Of all the lines in the material, how many include the word "mixing"? Reply with the number alone.

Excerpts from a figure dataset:
****************

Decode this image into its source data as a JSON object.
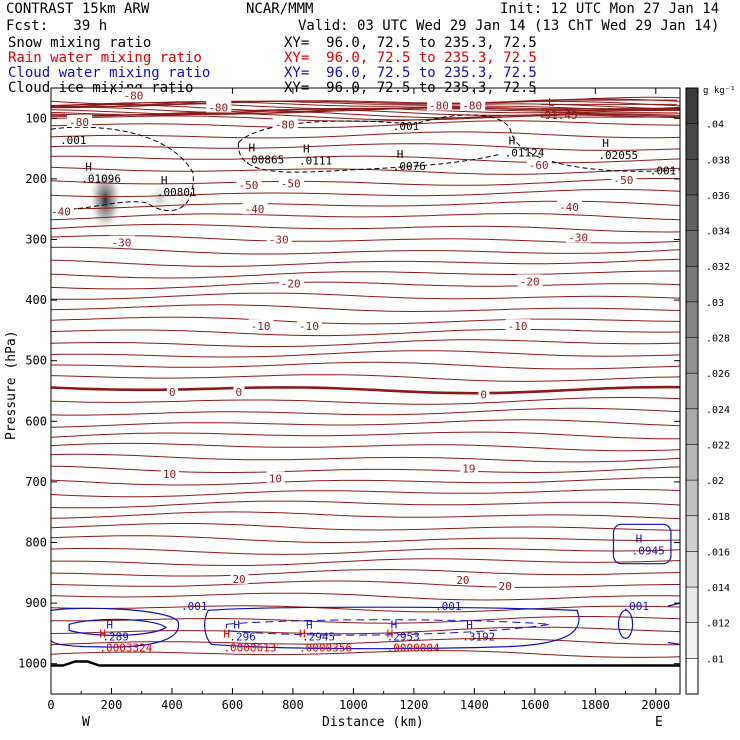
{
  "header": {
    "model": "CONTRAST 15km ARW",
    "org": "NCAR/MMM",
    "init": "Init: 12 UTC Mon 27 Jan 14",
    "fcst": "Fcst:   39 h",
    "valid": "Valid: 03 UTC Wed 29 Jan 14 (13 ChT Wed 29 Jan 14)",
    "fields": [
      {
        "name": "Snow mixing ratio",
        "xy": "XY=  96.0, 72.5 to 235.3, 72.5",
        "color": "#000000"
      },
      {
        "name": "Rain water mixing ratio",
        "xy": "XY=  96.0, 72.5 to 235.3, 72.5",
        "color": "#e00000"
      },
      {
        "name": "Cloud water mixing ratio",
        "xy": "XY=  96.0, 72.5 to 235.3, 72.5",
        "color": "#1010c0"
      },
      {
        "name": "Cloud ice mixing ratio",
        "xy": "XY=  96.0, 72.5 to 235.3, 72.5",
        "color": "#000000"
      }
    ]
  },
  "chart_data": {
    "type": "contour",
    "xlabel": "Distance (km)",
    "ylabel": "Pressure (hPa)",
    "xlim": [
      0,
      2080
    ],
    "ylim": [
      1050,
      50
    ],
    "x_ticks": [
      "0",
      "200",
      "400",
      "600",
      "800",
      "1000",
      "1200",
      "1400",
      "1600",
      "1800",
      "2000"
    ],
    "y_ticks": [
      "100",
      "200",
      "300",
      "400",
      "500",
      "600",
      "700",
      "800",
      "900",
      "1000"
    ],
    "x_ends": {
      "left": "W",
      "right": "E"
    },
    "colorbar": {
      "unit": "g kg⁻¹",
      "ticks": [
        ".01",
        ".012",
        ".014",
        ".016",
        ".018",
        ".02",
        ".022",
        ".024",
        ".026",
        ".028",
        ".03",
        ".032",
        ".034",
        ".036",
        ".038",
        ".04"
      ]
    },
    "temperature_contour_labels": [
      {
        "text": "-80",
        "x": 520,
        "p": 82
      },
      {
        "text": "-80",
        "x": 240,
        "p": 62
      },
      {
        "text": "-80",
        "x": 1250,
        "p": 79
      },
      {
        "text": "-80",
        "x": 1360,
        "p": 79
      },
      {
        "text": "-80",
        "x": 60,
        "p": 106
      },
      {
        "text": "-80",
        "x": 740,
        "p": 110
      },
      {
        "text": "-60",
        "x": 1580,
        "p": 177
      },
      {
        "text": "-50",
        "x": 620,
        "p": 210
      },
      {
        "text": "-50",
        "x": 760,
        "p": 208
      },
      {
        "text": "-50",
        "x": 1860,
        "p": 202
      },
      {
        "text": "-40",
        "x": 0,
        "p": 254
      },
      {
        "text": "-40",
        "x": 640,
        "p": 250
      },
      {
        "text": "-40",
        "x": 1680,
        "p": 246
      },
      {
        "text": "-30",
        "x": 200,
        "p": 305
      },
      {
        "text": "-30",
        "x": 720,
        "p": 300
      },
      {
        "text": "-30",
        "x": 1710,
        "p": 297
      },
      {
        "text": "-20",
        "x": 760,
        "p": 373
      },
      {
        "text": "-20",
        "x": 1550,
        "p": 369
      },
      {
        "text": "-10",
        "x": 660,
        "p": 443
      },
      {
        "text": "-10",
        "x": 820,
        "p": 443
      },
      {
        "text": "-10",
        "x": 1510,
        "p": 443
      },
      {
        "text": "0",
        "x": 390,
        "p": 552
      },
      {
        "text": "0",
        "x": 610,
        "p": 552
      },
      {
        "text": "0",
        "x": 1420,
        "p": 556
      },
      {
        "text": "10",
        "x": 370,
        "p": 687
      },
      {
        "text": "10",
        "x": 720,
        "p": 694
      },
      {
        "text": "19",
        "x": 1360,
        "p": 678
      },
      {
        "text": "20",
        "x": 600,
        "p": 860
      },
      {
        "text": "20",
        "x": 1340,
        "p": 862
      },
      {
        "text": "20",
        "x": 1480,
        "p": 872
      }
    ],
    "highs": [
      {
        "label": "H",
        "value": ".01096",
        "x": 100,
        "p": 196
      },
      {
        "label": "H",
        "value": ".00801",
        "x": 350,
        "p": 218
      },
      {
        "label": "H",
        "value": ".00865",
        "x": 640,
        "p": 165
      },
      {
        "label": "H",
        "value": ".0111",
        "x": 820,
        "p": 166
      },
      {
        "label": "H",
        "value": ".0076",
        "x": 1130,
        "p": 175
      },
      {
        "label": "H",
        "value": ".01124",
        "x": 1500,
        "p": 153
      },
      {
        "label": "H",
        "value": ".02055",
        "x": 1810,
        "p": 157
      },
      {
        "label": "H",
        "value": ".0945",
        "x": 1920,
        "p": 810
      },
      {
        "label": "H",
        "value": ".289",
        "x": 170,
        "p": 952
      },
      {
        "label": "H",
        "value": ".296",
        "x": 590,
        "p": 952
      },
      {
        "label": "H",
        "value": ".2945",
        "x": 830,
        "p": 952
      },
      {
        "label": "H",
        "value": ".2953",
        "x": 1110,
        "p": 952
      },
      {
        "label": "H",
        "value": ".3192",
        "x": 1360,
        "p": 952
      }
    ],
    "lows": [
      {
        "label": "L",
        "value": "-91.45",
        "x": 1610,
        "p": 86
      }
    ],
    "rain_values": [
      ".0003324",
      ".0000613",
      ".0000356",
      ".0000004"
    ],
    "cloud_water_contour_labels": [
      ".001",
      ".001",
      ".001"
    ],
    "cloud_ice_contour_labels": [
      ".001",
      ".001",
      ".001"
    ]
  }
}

****************

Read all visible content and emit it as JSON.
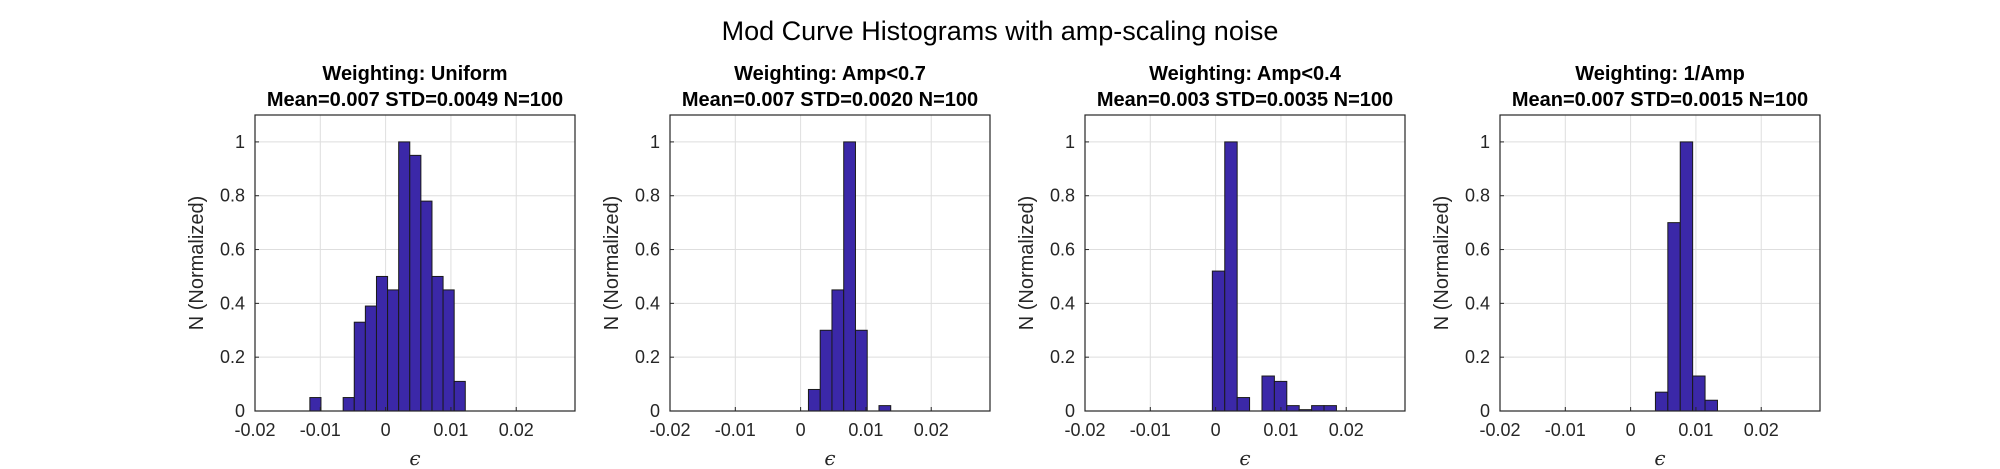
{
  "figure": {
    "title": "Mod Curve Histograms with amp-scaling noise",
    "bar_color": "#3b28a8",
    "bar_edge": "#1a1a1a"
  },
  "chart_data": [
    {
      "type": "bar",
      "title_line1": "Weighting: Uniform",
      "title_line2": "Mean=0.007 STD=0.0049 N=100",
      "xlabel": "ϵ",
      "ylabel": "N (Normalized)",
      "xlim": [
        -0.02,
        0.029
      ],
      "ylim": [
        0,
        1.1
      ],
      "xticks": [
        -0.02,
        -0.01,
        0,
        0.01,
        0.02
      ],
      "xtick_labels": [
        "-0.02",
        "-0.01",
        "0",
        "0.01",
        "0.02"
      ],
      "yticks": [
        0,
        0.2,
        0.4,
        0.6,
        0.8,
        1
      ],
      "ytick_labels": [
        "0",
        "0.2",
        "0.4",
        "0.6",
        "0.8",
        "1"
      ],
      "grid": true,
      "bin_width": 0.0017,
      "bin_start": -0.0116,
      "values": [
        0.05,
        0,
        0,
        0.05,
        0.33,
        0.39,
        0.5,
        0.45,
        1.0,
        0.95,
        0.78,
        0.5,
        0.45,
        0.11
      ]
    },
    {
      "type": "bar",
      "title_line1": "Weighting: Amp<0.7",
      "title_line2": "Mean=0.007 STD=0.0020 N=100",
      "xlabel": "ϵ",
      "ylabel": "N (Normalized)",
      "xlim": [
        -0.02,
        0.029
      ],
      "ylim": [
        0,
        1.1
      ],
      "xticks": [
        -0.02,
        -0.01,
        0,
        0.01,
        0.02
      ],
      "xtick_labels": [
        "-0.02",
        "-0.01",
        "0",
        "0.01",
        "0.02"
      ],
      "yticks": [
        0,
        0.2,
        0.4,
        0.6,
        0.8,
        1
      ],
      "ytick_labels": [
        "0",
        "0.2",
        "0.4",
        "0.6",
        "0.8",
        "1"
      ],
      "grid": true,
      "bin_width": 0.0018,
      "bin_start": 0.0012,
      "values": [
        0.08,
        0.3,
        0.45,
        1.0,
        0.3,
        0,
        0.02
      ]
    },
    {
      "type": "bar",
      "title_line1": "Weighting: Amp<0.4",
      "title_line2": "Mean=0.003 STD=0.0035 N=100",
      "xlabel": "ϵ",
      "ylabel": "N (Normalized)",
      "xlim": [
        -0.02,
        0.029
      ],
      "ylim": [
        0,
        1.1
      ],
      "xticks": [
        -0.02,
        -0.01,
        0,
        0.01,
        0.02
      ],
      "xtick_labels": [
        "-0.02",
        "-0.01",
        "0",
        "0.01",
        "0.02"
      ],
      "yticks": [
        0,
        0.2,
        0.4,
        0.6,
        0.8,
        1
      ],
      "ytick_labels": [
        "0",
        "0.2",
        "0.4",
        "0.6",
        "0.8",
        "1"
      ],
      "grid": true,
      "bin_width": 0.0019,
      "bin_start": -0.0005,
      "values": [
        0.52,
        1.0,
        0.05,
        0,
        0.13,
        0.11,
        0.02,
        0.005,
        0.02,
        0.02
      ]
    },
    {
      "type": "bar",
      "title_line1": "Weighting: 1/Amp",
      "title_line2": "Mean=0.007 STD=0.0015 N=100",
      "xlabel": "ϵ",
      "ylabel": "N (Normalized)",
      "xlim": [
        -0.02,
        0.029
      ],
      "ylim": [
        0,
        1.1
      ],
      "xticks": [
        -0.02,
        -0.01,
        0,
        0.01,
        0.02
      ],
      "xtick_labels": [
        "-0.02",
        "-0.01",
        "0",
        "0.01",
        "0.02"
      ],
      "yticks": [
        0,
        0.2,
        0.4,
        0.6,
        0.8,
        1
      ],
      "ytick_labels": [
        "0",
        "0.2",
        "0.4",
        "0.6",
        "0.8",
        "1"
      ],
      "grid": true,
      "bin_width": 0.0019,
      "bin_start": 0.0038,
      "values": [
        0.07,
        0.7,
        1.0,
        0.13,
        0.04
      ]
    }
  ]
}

****************

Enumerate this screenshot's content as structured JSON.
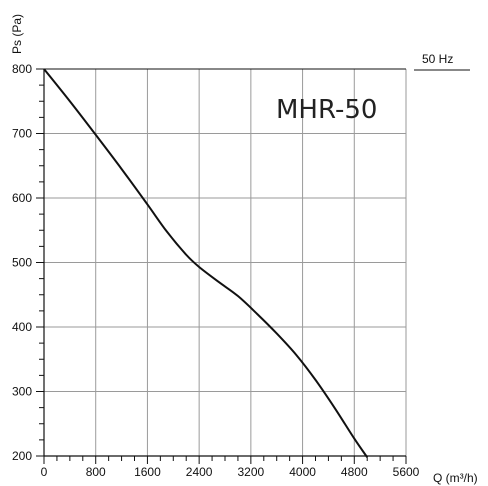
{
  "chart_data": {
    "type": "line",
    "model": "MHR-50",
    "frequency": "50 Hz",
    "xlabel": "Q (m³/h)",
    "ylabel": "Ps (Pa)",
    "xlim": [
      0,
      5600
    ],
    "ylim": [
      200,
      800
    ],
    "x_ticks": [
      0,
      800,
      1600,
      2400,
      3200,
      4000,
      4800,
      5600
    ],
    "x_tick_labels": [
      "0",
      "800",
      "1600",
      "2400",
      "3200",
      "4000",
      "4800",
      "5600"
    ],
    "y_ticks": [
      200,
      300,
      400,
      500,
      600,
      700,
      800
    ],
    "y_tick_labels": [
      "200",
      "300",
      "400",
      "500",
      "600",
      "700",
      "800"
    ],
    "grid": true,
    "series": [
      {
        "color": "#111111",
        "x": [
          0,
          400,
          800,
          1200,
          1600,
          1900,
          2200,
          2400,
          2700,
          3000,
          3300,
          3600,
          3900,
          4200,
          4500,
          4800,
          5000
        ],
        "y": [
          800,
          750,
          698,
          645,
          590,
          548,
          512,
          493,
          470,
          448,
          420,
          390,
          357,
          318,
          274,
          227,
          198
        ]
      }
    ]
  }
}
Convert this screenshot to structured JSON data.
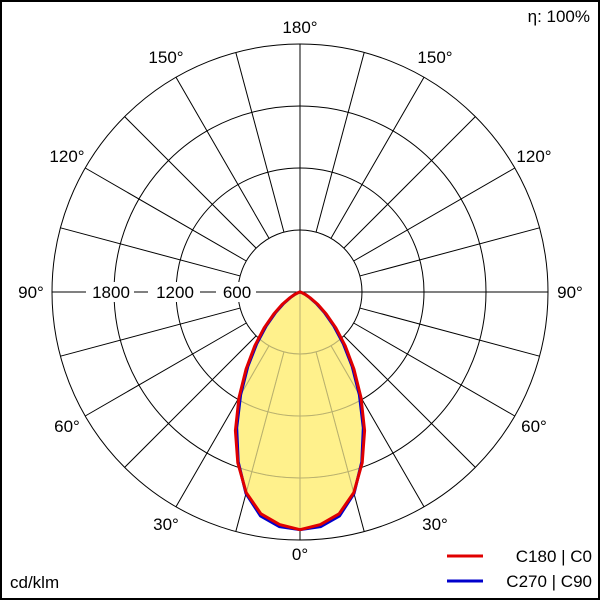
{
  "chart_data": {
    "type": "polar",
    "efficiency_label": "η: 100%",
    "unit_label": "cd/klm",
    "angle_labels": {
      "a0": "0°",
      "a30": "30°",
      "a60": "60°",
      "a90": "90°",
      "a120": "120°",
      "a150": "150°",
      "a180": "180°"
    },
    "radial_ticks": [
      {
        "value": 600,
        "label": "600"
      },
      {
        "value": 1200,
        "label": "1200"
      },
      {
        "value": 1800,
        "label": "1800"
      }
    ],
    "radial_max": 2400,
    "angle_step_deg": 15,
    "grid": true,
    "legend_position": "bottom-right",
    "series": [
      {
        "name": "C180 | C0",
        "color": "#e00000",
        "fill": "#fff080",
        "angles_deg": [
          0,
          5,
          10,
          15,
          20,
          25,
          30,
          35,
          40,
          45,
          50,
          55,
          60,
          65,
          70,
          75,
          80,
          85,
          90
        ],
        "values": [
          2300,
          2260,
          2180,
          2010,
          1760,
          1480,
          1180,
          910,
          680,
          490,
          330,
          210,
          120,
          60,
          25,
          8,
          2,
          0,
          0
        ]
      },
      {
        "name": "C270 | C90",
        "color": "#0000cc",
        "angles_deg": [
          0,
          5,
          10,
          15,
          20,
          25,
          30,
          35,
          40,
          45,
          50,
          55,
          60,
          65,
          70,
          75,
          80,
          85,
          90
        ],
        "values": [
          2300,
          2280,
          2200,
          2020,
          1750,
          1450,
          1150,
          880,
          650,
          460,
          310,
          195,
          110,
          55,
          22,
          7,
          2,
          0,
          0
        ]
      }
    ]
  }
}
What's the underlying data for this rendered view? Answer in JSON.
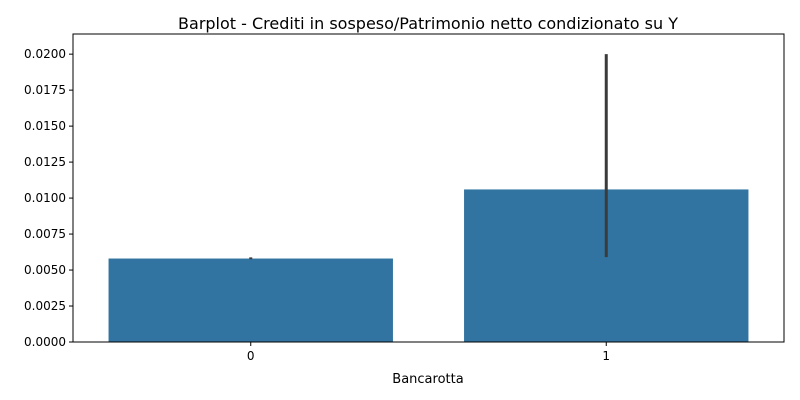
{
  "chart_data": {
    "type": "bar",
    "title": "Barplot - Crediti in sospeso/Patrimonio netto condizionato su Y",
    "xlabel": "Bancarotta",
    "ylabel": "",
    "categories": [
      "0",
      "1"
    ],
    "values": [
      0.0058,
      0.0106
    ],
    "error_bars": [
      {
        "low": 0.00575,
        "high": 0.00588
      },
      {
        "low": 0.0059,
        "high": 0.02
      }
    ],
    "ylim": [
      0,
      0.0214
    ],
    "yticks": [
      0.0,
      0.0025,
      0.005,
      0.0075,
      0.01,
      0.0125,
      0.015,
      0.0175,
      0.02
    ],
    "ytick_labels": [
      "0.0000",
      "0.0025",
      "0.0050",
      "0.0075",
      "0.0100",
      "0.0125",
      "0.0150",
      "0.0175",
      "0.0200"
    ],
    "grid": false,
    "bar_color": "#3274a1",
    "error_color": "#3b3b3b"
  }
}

****************

▶ _Solution to this problem_: 4